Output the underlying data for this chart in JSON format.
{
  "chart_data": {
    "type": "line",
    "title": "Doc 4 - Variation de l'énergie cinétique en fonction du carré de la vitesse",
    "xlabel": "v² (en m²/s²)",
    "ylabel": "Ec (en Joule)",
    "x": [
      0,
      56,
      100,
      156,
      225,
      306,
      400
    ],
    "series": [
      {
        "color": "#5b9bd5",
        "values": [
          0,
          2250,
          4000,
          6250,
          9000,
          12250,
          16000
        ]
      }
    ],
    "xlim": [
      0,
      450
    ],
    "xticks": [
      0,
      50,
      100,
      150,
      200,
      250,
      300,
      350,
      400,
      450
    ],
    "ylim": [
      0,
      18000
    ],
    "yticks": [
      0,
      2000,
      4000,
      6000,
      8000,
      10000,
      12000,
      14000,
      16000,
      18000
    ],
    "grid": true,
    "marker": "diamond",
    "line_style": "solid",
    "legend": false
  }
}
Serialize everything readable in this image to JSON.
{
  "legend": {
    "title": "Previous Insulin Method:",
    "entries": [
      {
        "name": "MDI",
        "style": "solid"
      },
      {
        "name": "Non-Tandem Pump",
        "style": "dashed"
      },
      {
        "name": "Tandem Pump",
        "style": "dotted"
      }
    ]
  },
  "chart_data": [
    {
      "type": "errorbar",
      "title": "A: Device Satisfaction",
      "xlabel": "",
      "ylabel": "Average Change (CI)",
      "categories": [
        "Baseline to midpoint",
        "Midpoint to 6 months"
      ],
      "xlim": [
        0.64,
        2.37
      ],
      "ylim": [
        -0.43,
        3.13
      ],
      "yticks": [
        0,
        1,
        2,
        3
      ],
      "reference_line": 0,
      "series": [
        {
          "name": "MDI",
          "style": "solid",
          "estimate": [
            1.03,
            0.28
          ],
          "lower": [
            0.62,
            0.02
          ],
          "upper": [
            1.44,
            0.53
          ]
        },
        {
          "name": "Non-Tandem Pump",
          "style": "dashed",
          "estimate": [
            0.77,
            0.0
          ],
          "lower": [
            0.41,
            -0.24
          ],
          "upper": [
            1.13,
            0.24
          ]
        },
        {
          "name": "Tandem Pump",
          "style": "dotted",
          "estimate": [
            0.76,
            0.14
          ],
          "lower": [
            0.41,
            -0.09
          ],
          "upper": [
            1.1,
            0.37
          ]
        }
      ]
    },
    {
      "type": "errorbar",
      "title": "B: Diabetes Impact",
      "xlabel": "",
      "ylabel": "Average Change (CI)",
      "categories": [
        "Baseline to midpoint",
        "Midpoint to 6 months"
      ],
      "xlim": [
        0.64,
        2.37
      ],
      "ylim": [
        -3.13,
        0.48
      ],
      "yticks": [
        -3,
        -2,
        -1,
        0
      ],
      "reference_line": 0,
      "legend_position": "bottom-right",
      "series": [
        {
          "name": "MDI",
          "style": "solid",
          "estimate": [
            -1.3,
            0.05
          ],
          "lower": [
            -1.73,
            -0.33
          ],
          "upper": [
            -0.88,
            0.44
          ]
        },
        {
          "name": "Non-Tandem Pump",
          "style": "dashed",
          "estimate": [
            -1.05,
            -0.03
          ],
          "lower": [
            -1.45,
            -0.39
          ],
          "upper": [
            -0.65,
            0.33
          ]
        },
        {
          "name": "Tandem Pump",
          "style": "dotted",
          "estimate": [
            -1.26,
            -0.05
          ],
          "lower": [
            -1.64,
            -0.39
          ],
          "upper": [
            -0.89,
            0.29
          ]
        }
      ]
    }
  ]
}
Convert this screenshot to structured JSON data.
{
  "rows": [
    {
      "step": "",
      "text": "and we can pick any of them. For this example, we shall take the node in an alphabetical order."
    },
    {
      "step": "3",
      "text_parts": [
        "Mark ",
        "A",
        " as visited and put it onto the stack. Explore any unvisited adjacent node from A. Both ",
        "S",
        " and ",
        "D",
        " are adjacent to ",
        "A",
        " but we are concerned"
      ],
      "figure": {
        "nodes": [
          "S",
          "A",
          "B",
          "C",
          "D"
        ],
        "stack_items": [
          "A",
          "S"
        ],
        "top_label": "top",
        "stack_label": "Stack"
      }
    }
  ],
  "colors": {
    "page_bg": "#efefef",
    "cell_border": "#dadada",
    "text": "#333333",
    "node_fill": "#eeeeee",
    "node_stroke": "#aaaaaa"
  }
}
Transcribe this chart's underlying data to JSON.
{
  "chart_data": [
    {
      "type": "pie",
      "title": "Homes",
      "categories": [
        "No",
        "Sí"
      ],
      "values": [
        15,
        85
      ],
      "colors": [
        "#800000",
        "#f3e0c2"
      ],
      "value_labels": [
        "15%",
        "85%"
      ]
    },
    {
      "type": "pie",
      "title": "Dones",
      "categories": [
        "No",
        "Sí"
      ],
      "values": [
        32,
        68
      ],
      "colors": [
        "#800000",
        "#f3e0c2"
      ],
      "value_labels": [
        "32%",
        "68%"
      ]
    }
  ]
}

## WHAT NEEDS TO BE DONE
Extract each entry in full, exactly as given.

## RESULT BELOW
Output the underlying data for this chart in JSON format.
{
  "chart_data": {
    "type": "line",
    "title": "Doc 4 - Variation de l'énergie cinétique en fonction du carré de la vitesse",
    "xlabel": "v² (en m²/s²)",
    "ylabel": "Ec (en Joule)",
    "x": [
      0,
      56,
      100,
      156,
      225,
      306,
      400
    ],
    "series": [
      {
        "color": "#5b9bd5",
        "values": [
          0,
          2250,
          4000,
          6250,
          9000,
          12250,
          16000
        ]
      }
    ],
    "xlim": [
      0,
      450
    ],
    "xticks": [
      0,
      50,
      100,
      150,
      200,
      250,
      300,
      350,
      400,
      450
    ],
    "ylim": [
      0,
      18000
    ],
    "yticks": [
      0,
      2000,
      4000,
      6000,
      8000,
      10000,
      12000,
      14000,
      16000,
      18000
    ],
    "grid": true,
    "marker": "diamond",
    "line_style": "solid",
    "legend": false
  }
}
Serialize everything readable in this image to JSON.
{
  "legend": {
    "title": "Previous Insulin Method:",
    "entries": [
      {
        "name": "MDI",
        "style": "solid"
      },
      {
        "name": "Non-Tandem Pump",
        "style": "dashed"
      },
      {
        "name": "Tandem Pump",
        "style": "dotted"
      }
    ]
  },
  "chart_data": [
    {
      "type": "errorbar",
      "title": "A: Device Satisfaction",
      "xlabel": "",
      "ylabel": "Average Change (CI)",
      "categories": [
        "Baseline to midpoint",
        "Midpoint to 6 months"
      ],
      "xlim": [
        0.64,
        2.37
      ],
      "ylim": [
        -0.43,
        3.13
      ],
      "yticks": [
        0,
        1,
        2,
        3
      ],
      "reference_line": 0,
      "series": [
        {
          "name": "MDI",
          "style": "solid",
          "estimate": [
            1.03,
            0.28
          ],
          "lower": [
            0.62,
            0.02
          ],
          "upper": [
            1.44,
            0.53
          ]
        },
        {
          "name": "Non-Tandem Pump",
          "style": "dashed",
          "estimate": [
            0.77,
            0.0
          ],
          "lower": [
            0.41,
            -0.24
          ],
          "upper": [
            1.13,
            0.24
          ]
        },
        {
          "name": "Tandem Pump",
          "style": "dotted",
          "estimate": [
            0.76,
            0.14
          ],
          "lower": [
            0.41,
            -0.09
          ],
          "upper": [
            1.1,
            0.37
          ]
        }
      ]
    },
    {
      "type": "errorbar",
      "title": "B: Diabetes Impact",
      "xlabel": "",
      "ylabel": "Average Change (CI)",
      "categories": [
        "Baseline to midpoint",
        "Midpoint to 6 months"
      ],
      "xlim": [
        0.64,
        2.37
      ],
      "ylim": [
        -3.13,
        0.48
      ],
      "yticks": [
        -3,
        -2,
        -1,
        0
      ],
      "reference_line": 0,
      "legend_position": "bottom-right",
      "series": [
        {
          "name": "MDI",
          "style": "solid",
          "estimate": [
            -1.3,
            0.05
          ],
          "lower": [
            -1.73,
            -0.33
          ],
          "upper": [
            -0.88,
            0.44
          ]
        },
        {
          "name": "Non-Tandem Pump",
          "style": "dashed",
          "estimate": [
            -1.05,
            -0.03
          ],
          "lower": [
            -1.45,
            -0.39
          ],
          "upper": [
            -0.65,
            0.33
          ]
        },
        {
          "name": "Tandem Pump",
          "style": "dotted",
          "estimate": [
            -1.26,
            -0.05
          ],
          "lower": [
            -1.64,
            -0.39
          ],
          "upper": [
            -0.89,
            0.29
          ]
        }
      ]
    }
  ]
}
Convert this screenshot to structured JSON data.
{
  "rows": [
    {
      "step": "",
      "text": "and we can pick any of them. For this example, we shall take the node in an alphabetical order."
    },
    {
      "step": "3",
      "text_parts": [
        "Mark ",
        "A",
        " as visited and put it onto the stack. Explore any unvisited adjacent node from A. Both ",
        "S",
        " and ",
        "D",
        " are adjacent to ",
        "A",
        " but we are concerned"
      ],
      "figure": {
        "nodes": [
          "S",
          "A",
          "B",
          "C",
          "D"
        ],
        "stack_items": [
          "A",
          "S"
        ],
        "top_label": "top",
        "stack_label": "Stack"
      }
    }
  ],
  "colors": {
    "page_bg": "#efefef",
    "cell_border": "#dadada",
    "text": "#333333",
    "node_fill": "#eeeeee",
    "node_stroke": "#aaaaaa"
  }
}
Transcribe this chart's underlying data to JSON.
{
  "chart_data": [
    {
      "type": "pie",
      "title": "Homes",
      "categories": [
        "No",
        "Sí"
      ],
      "values": [
        15,
        85
      ],
      "colors": [
        "#800000",
        "#f3e0c2"
      ],
      "value_labels": [
        "15%",
        "85%"
      ]
    },
    {
      "type": "pie",
      "title": "Dones",
      "categories": [
        "No",
        "Sí"
      ],
      "values": [
        32,
        68
      ],
      "colors": [
        "#800000",
        "#f3e0c2"
      ],
      "value_labels": [
        "32%",
        "68%"
      ]
    }
  ]
}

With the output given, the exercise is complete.